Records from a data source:

** START **

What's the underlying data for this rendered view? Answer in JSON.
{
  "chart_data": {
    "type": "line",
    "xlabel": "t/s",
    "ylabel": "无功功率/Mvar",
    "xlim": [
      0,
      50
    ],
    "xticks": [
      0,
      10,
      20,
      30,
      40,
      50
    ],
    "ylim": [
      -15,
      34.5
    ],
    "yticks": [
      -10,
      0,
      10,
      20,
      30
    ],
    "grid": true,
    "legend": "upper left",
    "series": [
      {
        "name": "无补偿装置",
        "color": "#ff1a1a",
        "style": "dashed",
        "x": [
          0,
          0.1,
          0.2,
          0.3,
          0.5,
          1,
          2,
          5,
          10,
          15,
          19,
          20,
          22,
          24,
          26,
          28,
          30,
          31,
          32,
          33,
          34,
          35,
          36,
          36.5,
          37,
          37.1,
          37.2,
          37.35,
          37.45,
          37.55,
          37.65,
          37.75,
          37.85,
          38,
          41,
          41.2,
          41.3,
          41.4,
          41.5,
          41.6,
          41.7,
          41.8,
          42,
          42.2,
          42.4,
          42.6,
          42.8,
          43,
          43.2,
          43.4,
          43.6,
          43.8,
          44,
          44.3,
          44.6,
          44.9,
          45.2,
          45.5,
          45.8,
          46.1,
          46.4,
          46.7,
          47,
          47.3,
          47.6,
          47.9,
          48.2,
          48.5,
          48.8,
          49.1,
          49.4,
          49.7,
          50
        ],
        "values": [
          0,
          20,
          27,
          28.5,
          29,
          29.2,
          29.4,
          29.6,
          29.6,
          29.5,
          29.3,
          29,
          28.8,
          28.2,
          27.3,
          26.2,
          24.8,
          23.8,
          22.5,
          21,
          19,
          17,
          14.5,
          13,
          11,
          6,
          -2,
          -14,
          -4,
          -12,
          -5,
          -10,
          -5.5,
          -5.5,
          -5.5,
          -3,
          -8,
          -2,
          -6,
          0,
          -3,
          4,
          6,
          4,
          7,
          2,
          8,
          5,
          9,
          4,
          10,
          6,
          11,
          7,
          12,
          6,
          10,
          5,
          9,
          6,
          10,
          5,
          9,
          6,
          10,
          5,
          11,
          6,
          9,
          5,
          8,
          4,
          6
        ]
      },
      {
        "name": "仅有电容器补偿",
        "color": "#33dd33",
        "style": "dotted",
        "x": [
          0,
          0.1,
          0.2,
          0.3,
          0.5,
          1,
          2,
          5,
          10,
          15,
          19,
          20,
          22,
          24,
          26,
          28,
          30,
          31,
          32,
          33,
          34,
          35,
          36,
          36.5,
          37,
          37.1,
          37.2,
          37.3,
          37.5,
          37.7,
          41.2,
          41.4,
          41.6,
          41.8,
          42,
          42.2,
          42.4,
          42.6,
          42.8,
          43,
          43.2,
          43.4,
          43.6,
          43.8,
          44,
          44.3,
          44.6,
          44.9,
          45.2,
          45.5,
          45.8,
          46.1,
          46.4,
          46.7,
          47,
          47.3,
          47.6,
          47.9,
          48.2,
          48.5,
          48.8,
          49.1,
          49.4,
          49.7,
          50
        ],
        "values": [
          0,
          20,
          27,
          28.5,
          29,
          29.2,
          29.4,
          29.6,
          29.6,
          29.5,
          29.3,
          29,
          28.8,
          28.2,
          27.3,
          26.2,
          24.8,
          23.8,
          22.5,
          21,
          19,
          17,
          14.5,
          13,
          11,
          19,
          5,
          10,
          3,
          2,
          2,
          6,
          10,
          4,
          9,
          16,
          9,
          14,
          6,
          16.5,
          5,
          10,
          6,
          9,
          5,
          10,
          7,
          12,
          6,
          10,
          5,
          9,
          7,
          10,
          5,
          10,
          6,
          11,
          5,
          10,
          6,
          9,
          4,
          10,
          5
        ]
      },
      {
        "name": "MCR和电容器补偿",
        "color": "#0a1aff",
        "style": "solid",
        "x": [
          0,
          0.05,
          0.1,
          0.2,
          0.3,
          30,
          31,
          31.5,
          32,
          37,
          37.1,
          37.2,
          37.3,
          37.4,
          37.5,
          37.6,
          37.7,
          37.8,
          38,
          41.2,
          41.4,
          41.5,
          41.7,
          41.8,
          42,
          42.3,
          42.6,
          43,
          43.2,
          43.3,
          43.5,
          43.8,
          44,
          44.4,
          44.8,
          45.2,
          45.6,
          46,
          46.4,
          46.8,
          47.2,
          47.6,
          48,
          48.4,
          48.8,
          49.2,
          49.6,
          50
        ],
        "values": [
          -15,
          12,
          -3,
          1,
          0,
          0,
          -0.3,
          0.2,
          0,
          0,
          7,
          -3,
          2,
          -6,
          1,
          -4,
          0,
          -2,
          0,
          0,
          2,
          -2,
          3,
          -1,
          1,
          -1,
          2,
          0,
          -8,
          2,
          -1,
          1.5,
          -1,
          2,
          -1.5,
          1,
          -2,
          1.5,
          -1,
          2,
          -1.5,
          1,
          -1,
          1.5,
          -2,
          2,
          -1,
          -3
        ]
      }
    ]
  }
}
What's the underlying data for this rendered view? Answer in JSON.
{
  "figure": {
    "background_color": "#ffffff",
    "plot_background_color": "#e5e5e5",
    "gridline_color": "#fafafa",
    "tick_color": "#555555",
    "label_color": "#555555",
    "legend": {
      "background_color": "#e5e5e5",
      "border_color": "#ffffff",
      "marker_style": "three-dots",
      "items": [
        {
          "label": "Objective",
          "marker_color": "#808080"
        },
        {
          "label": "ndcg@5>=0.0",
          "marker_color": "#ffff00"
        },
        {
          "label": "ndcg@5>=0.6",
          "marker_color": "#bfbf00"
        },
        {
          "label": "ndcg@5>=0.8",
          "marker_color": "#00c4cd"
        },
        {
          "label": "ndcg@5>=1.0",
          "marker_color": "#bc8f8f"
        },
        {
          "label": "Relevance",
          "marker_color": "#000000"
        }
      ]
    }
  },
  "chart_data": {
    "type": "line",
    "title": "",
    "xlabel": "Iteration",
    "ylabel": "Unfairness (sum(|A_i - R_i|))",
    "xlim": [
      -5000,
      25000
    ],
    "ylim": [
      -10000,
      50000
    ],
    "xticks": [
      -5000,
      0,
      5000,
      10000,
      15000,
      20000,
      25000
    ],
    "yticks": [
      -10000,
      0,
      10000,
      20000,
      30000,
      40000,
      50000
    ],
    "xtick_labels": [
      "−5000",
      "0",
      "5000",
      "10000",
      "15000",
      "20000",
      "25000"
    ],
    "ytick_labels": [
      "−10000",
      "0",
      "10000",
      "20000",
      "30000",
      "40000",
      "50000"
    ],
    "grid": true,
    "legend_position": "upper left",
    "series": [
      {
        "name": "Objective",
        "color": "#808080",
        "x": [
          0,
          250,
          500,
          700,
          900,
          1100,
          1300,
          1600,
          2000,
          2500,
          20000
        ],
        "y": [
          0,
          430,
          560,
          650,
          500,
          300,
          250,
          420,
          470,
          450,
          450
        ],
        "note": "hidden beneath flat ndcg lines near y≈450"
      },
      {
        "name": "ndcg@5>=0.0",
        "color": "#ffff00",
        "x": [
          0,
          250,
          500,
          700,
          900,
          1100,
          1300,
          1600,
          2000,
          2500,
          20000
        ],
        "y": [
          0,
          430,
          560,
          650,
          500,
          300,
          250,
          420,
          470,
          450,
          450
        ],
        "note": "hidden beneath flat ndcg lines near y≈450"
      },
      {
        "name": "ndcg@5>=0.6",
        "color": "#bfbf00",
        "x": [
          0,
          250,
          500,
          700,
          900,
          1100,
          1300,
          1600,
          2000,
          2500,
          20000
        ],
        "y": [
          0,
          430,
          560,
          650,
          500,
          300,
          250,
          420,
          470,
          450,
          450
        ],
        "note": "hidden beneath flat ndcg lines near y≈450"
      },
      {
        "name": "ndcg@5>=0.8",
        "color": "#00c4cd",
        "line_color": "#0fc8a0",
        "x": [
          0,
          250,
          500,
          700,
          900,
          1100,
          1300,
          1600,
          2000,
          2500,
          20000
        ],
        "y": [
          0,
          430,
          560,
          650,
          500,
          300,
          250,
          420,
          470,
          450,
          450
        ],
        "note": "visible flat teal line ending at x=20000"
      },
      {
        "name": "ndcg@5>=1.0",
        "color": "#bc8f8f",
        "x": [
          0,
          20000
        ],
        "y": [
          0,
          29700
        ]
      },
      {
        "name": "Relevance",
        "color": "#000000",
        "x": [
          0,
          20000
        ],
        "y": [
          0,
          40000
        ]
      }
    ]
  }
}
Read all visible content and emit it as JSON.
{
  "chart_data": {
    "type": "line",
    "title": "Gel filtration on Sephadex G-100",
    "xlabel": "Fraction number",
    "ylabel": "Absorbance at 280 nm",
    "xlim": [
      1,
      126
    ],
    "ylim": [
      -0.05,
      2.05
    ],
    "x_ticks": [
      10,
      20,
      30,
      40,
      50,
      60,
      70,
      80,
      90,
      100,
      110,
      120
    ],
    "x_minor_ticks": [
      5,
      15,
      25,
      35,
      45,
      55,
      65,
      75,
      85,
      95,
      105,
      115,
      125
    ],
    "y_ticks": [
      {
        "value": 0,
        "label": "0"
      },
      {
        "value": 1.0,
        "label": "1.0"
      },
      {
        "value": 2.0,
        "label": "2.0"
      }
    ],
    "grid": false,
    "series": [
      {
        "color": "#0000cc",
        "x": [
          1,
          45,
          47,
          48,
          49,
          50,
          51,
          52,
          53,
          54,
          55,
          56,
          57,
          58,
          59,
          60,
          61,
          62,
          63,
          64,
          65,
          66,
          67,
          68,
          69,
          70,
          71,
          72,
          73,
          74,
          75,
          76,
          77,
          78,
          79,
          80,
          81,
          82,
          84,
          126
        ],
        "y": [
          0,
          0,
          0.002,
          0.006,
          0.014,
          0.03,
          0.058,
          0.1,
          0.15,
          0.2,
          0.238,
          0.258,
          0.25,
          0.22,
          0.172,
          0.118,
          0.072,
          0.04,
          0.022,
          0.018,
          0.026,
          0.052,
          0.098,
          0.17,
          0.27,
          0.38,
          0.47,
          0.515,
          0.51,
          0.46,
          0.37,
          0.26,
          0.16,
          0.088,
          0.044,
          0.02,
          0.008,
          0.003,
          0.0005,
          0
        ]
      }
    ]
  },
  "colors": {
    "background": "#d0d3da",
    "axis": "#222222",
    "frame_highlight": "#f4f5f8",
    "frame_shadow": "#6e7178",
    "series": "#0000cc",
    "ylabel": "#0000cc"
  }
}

** END **

Point out every line holding the string "xlabel" and copy it.

» **REPLY TO THE EXERCISE**
    "xlabel": "t/s",
    "xlabel": "Iteration",
    "xlabel": "Fraction number",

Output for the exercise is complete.